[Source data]
START

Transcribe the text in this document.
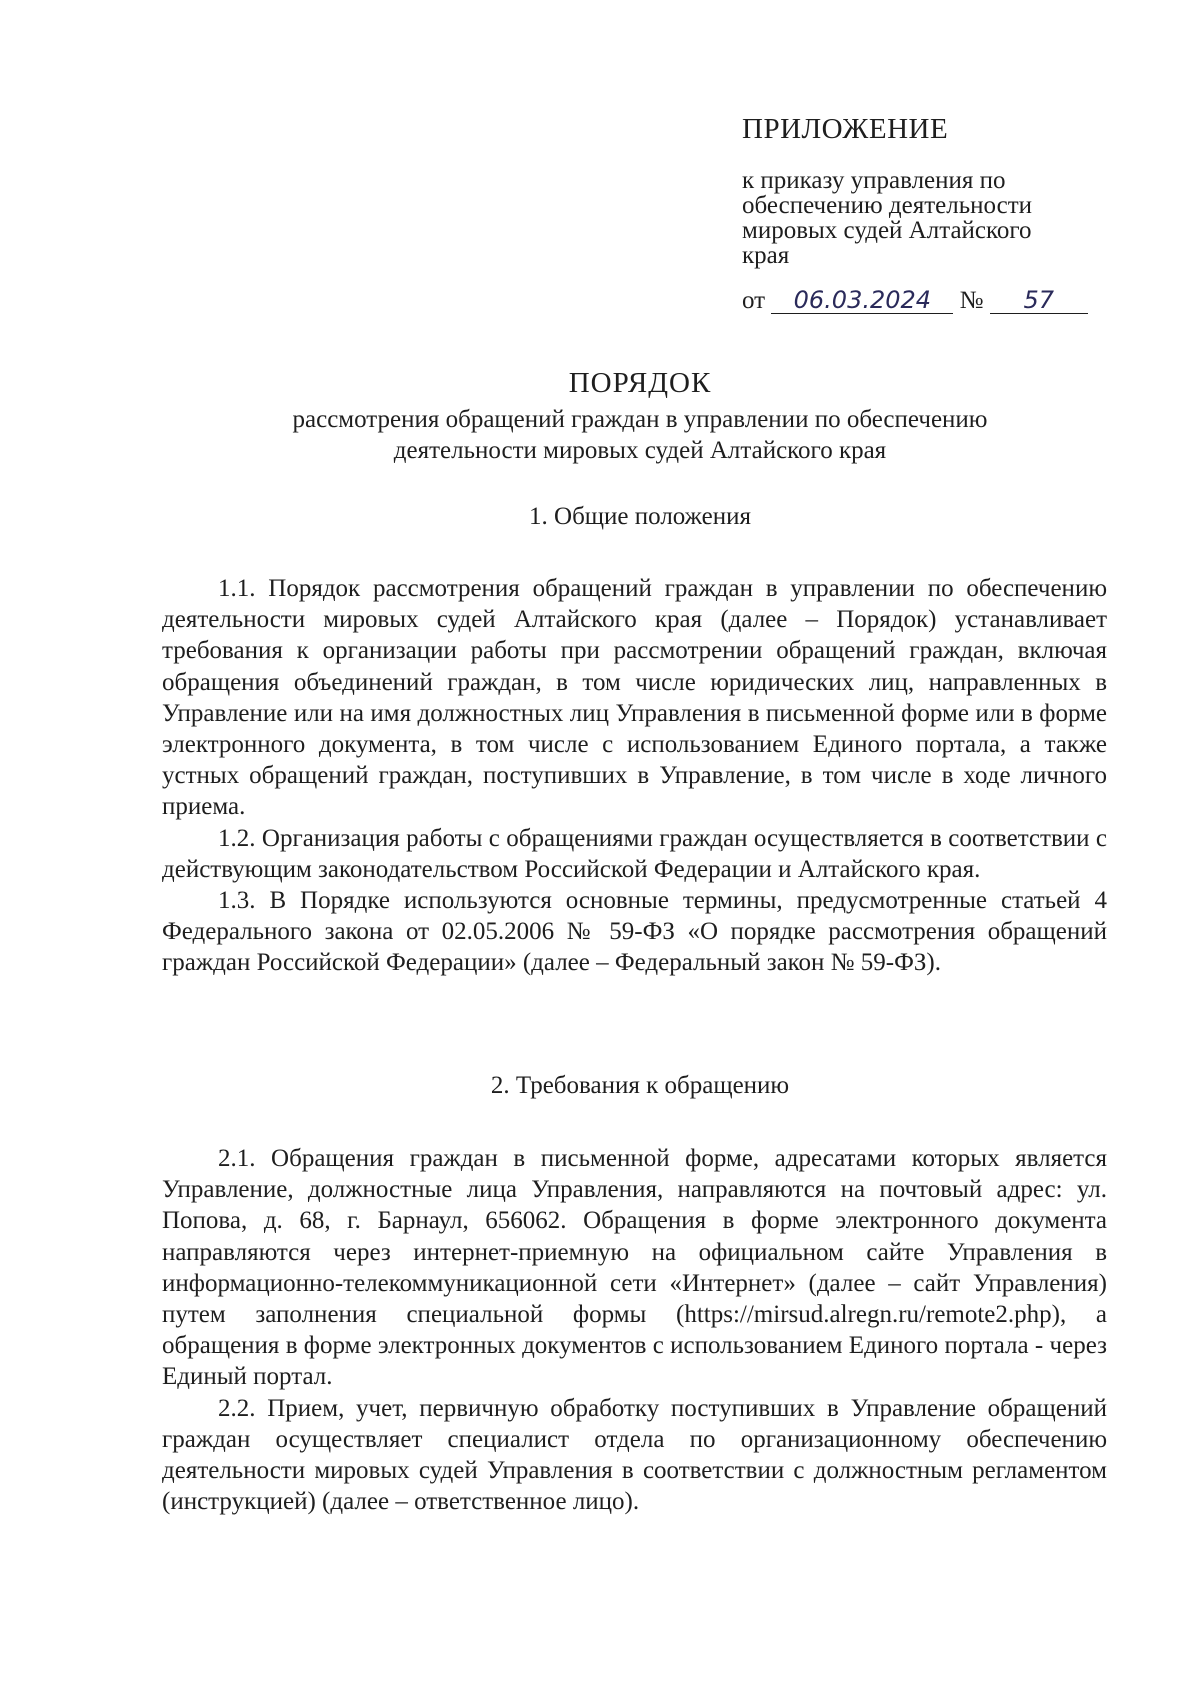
ПРИЛОЖЕНИЕ
к приказу управления по
обеспечению деятельности
мировых судей Алтайского
края
от 06.03.2024 № 57
ПОРЯДОК
рассмотрения обращений граждан в управлении по обеспечению
деятельности мировых судей Алтайского края
1. Общие положения

1.1. Порядок рассмотрения обращений граждан в управлении по обеспечению деятельности мировых судей Алтайского края (далее – Порядок) устанавливает требования к организации работы при рассмотрении обращений граждан, включая обращения объединений граждан, в том числе юридических лиц, направленных в Управление или на имя должностных лиц Управления в письменной форме или в форме электронного документа, в том числе с использованием Единого портала, а также устных обращений граждан, поступивших в Управление, в том числе в ходе личного приема.

1.2. Организация работы с обращениями граждан осуществляется в соответствии с действующим законодательством Российской Федерации и Алтайского края.

1.3. В Порядке используются основные термины, предусмотренные статьей 4 Федерального закона от 02.05.2006 № 59-ФЗ «О порядке рассмотрения обращений граждан Российской Федерации» (далее – Федеральный закон № 59-ФЗ).

2. Требования к обращению

2.1. Обращения граждан в письменной форме, адресатами которых является Управление, должностные лица Управления, направляются на почтовый адрес: ул. Попова, д. 68, г. Барнаул, 656062. Обращения в форме электронного документа направляются через интернет-приемную на официальном сайте Управления в информационно-телекоммуникационной сети «Интернет» (далее – сайт Управления) путем заполнения специальной формы (https://mirsud.alregn.ru/remote2.php), а обращения в форме электронных документов с использованием Единого портала - через Единый портал.

2.2. Прием, учет, первичную обработку поступивших в Управление обращений граждан осуществляет специалист отдела по организационному обеспечению деятельности мировых судей Управления в соответствии с должностным регламентом (инструкцией) (далее – ответственное лицо).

END

Reproduce all of the entries word for word, skipping any pictures they hold.

Transcribe the text in this document.
ПРИЛОЖЕНИЕ
к приказу управления по
обеспечению деятельности
мировых судей Алтайского
края
от 06.03.2024 № 57
ПОРЯДОК
рассмотрения обращений граждан в управлении по обеспечению
деятельности мировых судей Алтайского края
1. Общие положения

1.1. Порядок рассмотрения обращений граждан в управлении по обеспечению деятельности мировых судей Алтайского края (далее – Порядок) устанавливает требования к организации работы при рассмотрении обращений граждан, включая обращения объединений граждан, в том числе юридических лиц, направленных в Управление или на имя должностных лиц Управления в письменной форме или в форме электронного документа, в том числе с использованием Единого портала, а также устных обращений граждан, поступивших в Управление, в том числе в ходе личного приема.

1.2. Организация работы с обращениями граждан осуществляется в соответствии с действующим законодательством Российской Федерации и Алтайского края.

1.3. В Порядке используются основные термины, предусмотренные статьей 4 Федерального закона от 02.05.2006 № 59-ФЗ «О порядке рассмотрения обращений граждан Российской Федерации» (далее – Федеральный закон № 59-ФЗ).

2. Требования к обращению

2.1. Обращения граждан в письменной форме, адресатами которых является Управление, должностные лица Управления, направляются на почтовый адрес: ул. Попова, д. 68, г. Барнаул, 656062. Обращения в форме электронного документа направляются через интернет-приемную на официальном сайте Управления в информационно-телекоммуникационной сети «Интернет» (далее – сайт Управления) путем заполнения специальной формы (https://mirsud.alregn.ru/remote2.php), а обращения в форме электронных документов с использованием Единого портала - через Единый портал.

2.2. Прием, учет, первичную обработку поступивших в Управление обращений граждан осуществляет специалист отдела по организационному обеспечению деятельности мировых судей Управления в соответствии с должностным регламентом (инструкцией) (далее – ответственное лицо).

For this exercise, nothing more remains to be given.